** START Data provided **

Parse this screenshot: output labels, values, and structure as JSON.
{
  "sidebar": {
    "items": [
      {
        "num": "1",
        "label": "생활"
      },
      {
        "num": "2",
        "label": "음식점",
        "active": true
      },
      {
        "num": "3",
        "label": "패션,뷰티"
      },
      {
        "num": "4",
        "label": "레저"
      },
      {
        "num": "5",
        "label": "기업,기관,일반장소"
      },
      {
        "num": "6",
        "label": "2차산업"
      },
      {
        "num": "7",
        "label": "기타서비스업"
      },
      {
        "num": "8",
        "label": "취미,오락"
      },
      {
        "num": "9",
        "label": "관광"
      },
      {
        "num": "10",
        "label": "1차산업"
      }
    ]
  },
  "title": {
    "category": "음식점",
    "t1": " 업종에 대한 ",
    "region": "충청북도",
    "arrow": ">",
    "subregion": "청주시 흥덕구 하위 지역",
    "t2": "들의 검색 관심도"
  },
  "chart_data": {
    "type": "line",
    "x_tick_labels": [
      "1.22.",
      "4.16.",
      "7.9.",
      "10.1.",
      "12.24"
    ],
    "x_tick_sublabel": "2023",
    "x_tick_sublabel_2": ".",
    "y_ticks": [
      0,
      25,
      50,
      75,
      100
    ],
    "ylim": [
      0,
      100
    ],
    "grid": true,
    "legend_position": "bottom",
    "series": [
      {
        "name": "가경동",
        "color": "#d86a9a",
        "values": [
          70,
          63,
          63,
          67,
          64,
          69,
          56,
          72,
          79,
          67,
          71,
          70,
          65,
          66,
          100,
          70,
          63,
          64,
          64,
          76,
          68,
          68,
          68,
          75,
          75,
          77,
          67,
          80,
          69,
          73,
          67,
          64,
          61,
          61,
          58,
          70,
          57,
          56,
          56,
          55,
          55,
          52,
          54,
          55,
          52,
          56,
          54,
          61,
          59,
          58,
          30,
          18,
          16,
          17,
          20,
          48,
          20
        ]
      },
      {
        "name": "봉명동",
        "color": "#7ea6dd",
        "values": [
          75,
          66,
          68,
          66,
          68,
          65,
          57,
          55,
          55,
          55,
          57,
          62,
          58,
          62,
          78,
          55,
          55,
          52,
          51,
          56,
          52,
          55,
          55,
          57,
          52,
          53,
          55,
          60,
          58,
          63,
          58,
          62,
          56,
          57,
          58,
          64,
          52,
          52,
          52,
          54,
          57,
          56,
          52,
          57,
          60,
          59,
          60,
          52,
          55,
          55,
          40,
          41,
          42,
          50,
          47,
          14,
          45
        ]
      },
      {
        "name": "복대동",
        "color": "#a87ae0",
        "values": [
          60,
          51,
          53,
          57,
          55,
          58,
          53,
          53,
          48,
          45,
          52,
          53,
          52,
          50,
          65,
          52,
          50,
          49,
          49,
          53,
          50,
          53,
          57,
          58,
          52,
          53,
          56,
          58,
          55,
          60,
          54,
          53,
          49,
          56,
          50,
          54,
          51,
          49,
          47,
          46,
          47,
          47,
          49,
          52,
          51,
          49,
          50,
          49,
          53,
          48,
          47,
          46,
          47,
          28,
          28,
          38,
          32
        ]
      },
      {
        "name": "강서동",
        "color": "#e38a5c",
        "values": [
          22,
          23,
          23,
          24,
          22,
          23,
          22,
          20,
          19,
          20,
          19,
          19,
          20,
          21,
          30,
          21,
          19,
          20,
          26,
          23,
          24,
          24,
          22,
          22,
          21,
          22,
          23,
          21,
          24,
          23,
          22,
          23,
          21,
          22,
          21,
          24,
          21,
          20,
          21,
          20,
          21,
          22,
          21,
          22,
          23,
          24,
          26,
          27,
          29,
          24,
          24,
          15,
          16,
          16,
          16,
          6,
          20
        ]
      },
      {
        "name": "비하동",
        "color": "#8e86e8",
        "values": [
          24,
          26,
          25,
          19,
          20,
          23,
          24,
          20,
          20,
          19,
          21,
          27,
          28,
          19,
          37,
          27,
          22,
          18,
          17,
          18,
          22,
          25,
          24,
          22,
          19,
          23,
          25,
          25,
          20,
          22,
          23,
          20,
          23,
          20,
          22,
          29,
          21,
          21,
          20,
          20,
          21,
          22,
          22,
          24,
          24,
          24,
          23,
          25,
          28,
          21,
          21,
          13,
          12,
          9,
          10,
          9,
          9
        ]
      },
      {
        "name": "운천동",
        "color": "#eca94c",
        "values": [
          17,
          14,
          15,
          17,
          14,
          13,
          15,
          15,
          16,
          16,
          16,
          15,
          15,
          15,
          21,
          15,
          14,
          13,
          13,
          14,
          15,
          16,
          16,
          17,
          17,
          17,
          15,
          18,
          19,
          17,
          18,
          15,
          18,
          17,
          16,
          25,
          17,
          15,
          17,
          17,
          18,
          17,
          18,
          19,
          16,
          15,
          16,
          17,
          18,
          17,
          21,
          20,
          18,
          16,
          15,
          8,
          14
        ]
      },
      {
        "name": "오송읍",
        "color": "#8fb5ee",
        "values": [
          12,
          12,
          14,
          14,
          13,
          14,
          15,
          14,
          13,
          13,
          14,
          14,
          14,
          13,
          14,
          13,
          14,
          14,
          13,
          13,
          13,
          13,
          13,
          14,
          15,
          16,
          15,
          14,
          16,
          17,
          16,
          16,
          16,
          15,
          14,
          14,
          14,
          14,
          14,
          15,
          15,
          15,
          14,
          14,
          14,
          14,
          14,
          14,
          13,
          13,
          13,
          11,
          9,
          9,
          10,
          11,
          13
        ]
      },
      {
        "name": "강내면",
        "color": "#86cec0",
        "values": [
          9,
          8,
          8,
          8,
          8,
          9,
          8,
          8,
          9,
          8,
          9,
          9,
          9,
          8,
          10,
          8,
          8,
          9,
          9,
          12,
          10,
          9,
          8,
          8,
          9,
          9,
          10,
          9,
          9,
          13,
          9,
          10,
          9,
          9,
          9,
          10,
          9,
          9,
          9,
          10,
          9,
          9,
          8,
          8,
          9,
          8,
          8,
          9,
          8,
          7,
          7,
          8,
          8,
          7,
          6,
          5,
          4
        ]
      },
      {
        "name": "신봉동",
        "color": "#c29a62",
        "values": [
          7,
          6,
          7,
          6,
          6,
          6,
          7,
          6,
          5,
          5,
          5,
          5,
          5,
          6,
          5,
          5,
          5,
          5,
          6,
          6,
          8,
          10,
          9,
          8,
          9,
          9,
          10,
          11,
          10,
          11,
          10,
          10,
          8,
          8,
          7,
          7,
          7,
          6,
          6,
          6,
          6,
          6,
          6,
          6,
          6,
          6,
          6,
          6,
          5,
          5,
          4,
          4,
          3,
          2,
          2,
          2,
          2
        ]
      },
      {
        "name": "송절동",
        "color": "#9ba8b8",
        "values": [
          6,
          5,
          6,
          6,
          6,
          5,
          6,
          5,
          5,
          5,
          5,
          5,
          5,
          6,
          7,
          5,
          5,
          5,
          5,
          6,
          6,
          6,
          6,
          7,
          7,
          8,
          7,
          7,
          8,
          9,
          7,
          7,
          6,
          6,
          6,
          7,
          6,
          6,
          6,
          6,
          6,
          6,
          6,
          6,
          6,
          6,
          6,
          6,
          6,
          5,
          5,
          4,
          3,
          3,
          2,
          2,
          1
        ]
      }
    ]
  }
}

** END Data provided **

#### [Problem requirements]
Find the lines with the string "name" and reproduce them.

#### [Response for this exercise]
        "name": "가경동",
        "name": "봉명동",
        "name": "복대동",
        "name": "강서동",
        "name": "비하동",
        "name": "운천동",
        "name": "오송읍",
        "name": "강내면",
        "name": "신봉동",
        "name": "송절동",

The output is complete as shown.